+++ Records for this task

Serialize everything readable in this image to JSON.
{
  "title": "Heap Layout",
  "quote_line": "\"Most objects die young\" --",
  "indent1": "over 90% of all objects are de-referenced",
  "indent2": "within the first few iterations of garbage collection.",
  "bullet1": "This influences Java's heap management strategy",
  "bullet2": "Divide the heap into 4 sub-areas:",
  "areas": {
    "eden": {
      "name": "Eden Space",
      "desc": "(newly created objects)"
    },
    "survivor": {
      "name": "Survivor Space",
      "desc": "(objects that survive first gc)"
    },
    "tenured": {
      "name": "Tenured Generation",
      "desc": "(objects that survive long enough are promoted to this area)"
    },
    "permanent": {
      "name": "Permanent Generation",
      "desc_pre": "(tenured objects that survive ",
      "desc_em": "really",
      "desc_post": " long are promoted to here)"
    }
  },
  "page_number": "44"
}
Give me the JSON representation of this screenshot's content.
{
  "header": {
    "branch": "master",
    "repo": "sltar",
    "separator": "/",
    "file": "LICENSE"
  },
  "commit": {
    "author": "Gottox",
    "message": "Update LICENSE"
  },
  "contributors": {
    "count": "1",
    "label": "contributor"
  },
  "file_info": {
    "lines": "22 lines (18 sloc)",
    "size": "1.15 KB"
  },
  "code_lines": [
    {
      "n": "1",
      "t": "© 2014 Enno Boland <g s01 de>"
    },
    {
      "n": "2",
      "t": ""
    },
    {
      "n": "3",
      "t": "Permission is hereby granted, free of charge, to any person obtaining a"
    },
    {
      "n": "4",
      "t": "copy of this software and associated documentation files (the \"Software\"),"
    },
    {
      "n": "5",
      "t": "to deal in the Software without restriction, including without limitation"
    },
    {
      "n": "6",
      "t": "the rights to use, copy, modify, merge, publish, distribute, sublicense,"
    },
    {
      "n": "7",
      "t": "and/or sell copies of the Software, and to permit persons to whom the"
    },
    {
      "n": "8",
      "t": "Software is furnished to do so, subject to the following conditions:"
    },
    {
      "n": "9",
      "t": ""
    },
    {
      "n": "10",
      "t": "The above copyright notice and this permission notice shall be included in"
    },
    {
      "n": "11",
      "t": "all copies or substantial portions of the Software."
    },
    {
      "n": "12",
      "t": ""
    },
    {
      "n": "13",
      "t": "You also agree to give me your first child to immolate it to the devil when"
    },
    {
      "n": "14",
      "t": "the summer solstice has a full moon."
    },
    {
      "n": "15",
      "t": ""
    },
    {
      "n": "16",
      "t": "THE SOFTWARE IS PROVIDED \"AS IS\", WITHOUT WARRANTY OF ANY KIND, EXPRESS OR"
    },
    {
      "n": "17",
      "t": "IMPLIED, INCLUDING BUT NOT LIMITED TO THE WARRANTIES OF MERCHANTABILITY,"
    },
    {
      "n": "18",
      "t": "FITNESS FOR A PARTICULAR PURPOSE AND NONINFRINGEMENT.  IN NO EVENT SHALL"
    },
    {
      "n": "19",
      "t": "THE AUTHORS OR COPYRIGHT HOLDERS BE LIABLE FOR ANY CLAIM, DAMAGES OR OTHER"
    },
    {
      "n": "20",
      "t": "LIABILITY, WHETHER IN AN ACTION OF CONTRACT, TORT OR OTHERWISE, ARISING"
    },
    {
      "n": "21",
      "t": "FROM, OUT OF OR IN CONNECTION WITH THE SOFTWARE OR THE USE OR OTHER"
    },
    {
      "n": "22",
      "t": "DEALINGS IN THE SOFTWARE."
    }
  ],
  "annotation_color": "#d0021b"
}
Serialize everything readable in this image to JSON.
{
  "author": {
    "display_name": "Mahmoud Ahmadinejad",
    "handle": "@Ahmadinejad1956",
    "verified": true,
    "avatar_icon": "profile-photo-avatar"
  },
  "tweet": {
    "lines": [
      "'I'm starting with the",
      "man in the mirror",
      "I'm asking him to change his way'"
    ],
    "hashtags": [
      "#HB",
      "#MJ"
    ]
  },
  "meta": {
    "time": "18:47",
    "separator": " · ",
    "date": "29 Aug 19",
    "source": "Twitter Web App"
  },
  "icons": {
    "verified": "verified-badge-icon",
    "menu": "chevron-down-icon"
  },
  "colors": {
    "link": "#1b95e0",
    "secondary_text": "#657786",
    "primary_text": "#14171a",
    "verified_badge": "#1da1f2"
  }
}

++++++

▶ Task goal: Collect each line containing the string "Space".

▶ Exercise response:
      "name": "Eden Space",
      "name": "Survivor Space",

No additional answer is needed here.